── DOCUMENT TEXT
Building a Read Cache

Learning objectives

Explain how read performance changes in the presence of a cache
Observe the effects of the differt caches available in libraries and the operating system
Build a simple read cache.
Comfortably Tackle Assignment 3

On Thursday you observed the effects that caching makes when we write files. Today, we will first observe the effects of caching on reads, and then we'll build our own simple cache. The techniques and even some of the code you write today should help you get started with assignment 3.

Getting Started

Today's code is in cs61-exercises/l10. When you first type make you should see all the r0N benchmarks build, but you'll get complaints that r01-cache and randcache don't build. That's fine.

You will find a collection of read benchmarks named r01-r09. Each one will read the file data and print out performance numbers. (Ignore randread for now.) First, use diff to determine how the benchmarks are different. (You will undoubtedly want to compare byte benchmarks to byte benchmarks and block benchmarks to block benchmarks.) Then predict how the performance of each benchmark will compare to the others given the differences you've observed -- force yourself to make comparisons between diferent variations of byte benchmarks, between byte and block benchmarks, and between any others where you might reasonably be able to form a decent hypothesis. Write down your predictions in a file named analysis.txt. Finally, run each benchmark, recording the final performance. IMPORTANT: You should run sudo ./dropcaches before each test. This program causes the operating system to clear out its file cache, so that each benchmark starts in the same state. What do you suppose would happen if you didn't do this? (Put that answer in your analysis.txt file too.)

Based on the results you obtained above, formulate hypotheses about how the stdio and file system buffer caches work. (You need write only a couple of sentences, but indicate which benchmark results you used to make your hypotheses.)

Building a Cache

Next, we're going to see if you can build a cache that will make r01-byte.c perform as well as r05-stdiobyte.c.

Hacker Edition

If you are feeling confident about all this material and want a real challenge; stop reading here and go to town building a cache. The only change you may make to r01-byte.c is to change the read(fd, buf, 1) and open("data", O_RDONLY) calls to call your routines. OK, that's a bit of an overstatement -- you may also change the error message and add include statements. Your read equivalent must return the next byte in the file.

You should build your cache so that it can effectively handle the workload in randread.

Standard Edition

Don't worry if you don't feel prepared to tackle this without any guidance -- that's what we are here for. You will be able to do this -- just follow our advice below. Pay attention to the methodology we use walking through this implementation. At each step, we strive to have a working system that you can test to make sure it's doing what you think. We encourage you to approach your problem sets this way. All too often, it is tempting to write a large pile of code and only when you've written more code than you can possibly keep in your brain are you ready to build it and see if it works. Instead, try making small incremental changes that you can test as you go.

You will notice that we've created two files for you: cache.c and cache.h. In these files, we've declared two functions, cache_file_open and cache_file_read, that replace the open and read system calls. Start by:

Recording the performance you get before modifying r01-byte.c.
Copying r01-byte.c to r01-cache.c.
Modifying r01-cache.c to call the caching routines instead of the system calls.
Building r01-cache and making sure it runs (since the cache routines currently do nothing, you'll get 0 bytes read -- that's fine).
────
── MATERIAL PROVIDED
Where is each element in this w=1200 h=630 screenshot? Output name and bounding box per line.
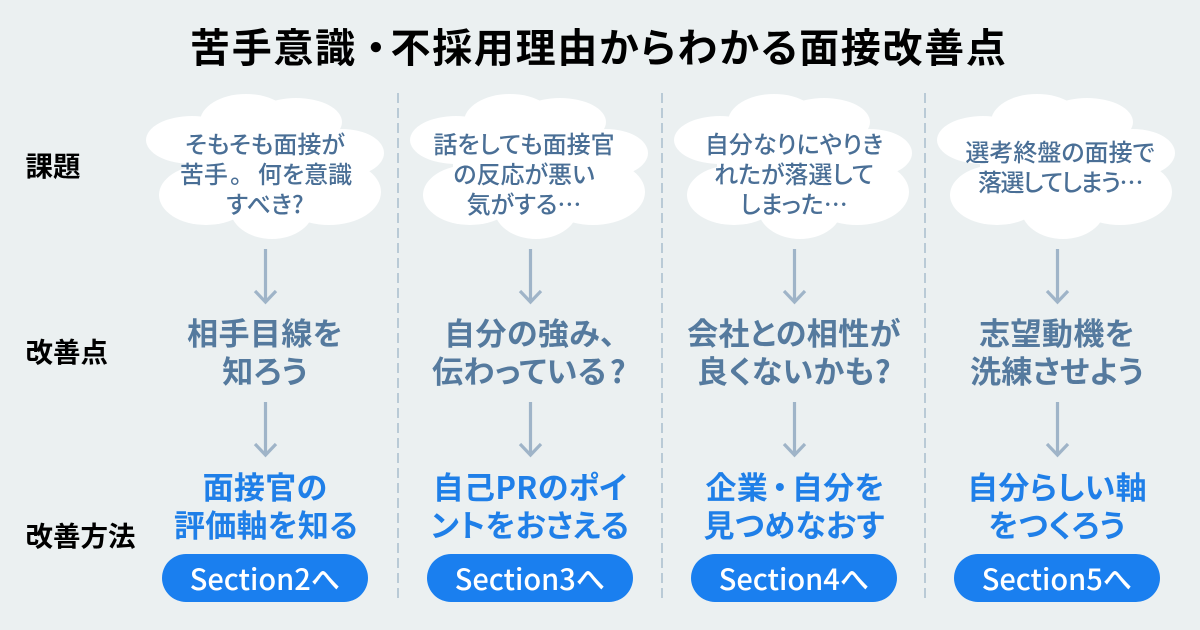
────
_COMPLETE THE FOLLOWING_
• 1. Return the passage of the read cache lab starting at "Building a Read" and ending at "simple read cache.", copied exactly.
• 2. According to the read cache lab, what program should be run before each benchmark test?
• 3. In the Standard Edition section of the read cache lab, what are the steps listed for starting out?

_LIST OF SOLUTIONS_
• 1.
Building a Read Cache

Learning objectives

Explain how read performance changes in the presence of a cache
Observe the effects of the differt caches available in libraries and the operating system
Build a simple read cache.

• 2. sudo ./dropcaches

• 3.
- Recording the performance you get before modifying r01-byte.c.
- Copying r01-byte.c to r01-cache.c.
- Modifying r01-cache.c to call the caching routines instead of the system calls.
- Building r01-cache and making sure it runs (since the cache routines currently do nothing, you'll get 0 bytes read -- that's fine).